-- Start ENTRIES --

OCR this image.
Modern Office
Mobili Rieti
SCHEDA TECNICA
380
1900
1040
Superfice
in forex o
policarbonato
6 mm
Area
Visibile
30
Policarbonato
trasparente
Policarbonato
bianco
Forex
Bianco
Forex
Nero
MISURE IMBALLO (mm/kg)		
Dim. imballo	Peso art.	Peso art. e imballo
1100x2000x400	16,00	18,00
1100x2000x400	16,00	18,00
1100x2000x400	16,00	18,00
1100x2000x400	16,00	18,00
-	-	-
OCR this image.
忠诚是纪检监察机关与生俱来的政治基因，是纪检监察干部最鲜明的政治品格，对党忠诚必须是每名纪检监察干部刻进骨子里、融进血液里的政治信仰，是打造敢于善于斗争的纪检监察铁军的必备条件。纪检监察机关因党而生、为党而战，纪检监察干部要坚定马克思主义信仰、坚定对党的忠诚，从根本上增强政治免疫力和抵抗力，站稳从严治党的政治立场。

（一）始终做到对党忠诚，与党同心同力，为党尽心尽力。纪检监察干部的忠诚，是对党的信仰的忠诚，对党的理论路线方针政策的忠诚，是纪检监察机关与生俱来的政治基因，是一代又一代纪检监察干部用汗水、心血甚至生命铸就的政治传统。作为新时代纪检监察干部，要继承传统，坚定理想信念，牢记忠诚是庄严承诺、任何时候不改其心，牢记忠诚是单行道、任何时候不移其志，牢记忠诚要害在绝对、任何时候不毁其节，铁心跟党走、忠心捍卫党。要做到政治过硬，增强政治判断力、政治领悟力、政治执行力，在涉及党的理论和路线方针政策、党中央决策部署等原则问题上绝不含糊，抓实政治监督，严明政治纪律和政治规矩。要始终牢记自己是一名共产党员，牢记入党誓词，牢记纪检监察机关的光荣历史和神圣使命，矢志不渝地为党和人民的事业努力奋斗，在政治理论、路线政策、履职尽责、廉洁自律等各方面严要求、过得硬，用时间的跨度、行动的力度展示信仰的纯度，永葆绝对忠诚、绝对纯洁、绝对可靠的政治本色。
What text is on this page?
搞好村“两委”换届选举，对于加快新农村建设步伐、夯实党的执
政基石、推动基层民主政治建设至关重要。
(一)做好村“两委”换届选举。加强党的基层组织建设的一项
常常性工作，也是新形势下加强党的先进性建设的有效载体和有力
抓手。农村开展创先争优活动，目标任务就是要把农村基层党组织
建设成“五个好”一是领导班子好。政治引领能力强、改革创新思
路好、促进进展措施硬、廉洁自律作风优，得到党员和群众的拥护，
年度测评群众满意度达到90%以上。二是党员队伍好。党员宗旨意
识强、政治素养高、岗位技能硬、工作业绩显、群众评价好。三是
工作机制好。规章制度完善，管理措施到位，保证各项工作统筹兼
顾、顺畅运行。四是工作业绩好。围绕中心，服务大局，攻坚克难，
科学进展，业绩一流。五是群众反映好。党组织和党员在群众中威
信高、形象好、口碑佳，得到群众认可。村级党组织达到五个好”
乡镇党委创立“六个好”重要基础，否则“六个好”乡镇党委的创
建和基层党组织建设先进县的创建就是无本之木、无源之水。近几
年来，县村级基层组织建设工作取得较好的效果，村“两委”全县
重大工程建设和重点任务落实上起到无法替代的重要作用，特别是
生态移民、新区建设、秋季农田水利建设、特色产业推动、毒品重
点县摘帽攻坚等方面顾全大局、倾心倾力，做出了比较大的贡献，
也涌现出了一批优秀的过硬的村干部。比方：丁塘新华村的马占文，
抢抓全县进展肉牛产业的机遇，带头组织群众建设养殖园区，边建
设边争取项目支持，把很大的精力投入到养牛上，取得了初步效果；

-- End ENTRIES --

• GIVEN INSTRUCTION:
Your task is to quote the listing above word for word.

• TASK ANSWER:
OCR this image.
Modern Office
Mobili Rieti
SCHEDA TECNICA
380
1900
1040
Superfice
in forex o
policarbonato
6 mm
Area
Visibile
30
Policarbonato
trasparente
Policarbonato
bianco
Forex
Bianco
Forex
Nero
MISURE IMBALLO (mm/kg)		
Dim. imballo	Peso art.	Peso art. e imballo
1100x2000x400	16,00	18,00
1100x2000x400	16,00	18,00
1100x2000x400	16,00	18,00
1100x2000x400	16,00	18,00
-	-	-
OCR this image.
忠诚是纪检监察机关与生俱来的政治基因，是纪检监察干部最鲜明的政治品格，对党忠诚必须是每名纪检监察干部刻进骨子里、融进血液里的政治信仰，是打造敢于善于斗争的纪检监察铁军的必备条件。纪检监察机关因党而生、为党而战，纪检监察干部要坚定马克思主义信仰、坚定对党的忠诚，从根本上增强政治免疫力和抵抗力，站稳从严治党的政治立场。

（一）始终做到对党忠诚，与党同心同力，为党尽心尽力。纪检监察干部的忠诚，是对党的信仰的忠诚，对党的理论路线方针政策的忠诚，是纪检监察机关与生俱来的政治基因，是一代又一代纪检监察干部用汗水、心血甚至生命铸就的政治传统。作为新时代纪检监察干部，要继承传统，坚定理想信念，牢记忠诚是庄严承诺、任何时候不改其心，牢记忠诚是单行道、任何时候不移其志，牢记忠诚要害在绝对、任何时候不毁其节，铁心跟党走、忠心捍卫党。要做到政治过硬，增强政治判断力、政治领悟力、政治执行力，在涉及党的理论和路线方针政策、党中央决策部署等原则问题上绝不含糊，抓实政治监督，严明政治纪律和政治规矩。要始终牢记自己是一名共产党员，牢记入党誓词，牢记纪检监察机关的光荣历史和神圣使命，矢志不渝地为党和人民的事业努力奋斗，在政治理论、路线政策、履职尽责、廉洁自律等各方面严要求、过得硬，用时间的跨度、行动的力度展示信仰的纯度，永葆绝对忠诚、绝对纯洁、绝对可靠的政治本色。
What text is on this page?
搞好村“两委”换届选举，对于加快新农村建设步伐、夯实党的执
政基石、推动基层民主政治建设至关重要。
(一)做好村“两委”换届选举。加强党的基层组织建设的一项
常常性工作，也是新形势下加强党的先进性建设的有效载体和有力
抓手。农村开展创先争优活动，目标任务就是要把农村基层党组织
建设成“五个好”一是领导班子好。政治引领能力强、改革创新思
路好、促进进展措施硬、廉洁自律作风优，得到党员和群众的拥护，
年度测评群众满意度达到90%以上。二是党员队伍好。党员宗旨意
识强、政治素养高、岗位技能硬、工作业绩显、群众评价好。三是
工作机制好。规章制度完善，管理措施到位，保证各项工作统筹兼
顾、顺畅运行。四是工作业绩好。围绕中心，服务大局，攻坚克难，
科学进展，业绩一流。五是群众反映好。党组织和党员在群众中威
信高、形象好、口碑佳，得到群众认可。村级党组织达到五个好”
乡镇党委创立“六个好”重要基础，否则“六个好”乡镇党委的创
建和基层党组织建设先进县的创建就是无本之木、无源之水。近几
年来，县村级基层组织建设工作取得较好的效果，村“两委”全县
重大工程建设和重点任务落实上起到无法替代的重要作用，特别是
生态移民、新区建设、秋季农田水利建设、特色产业推动、毒品重
点县摘帽攻坚等方面顾全大局、倾心倾力，做出了比较大的贡献，
也涌现出了一批优秀的过硬的村干部。比方：丁塘新华村的马占文，
抢抓全县进展肉牛产业的机遇，带头组织群众建设养殖园区，边建
设边争取项目支持，把很大的精力投入到养牛上，取得了初步效果；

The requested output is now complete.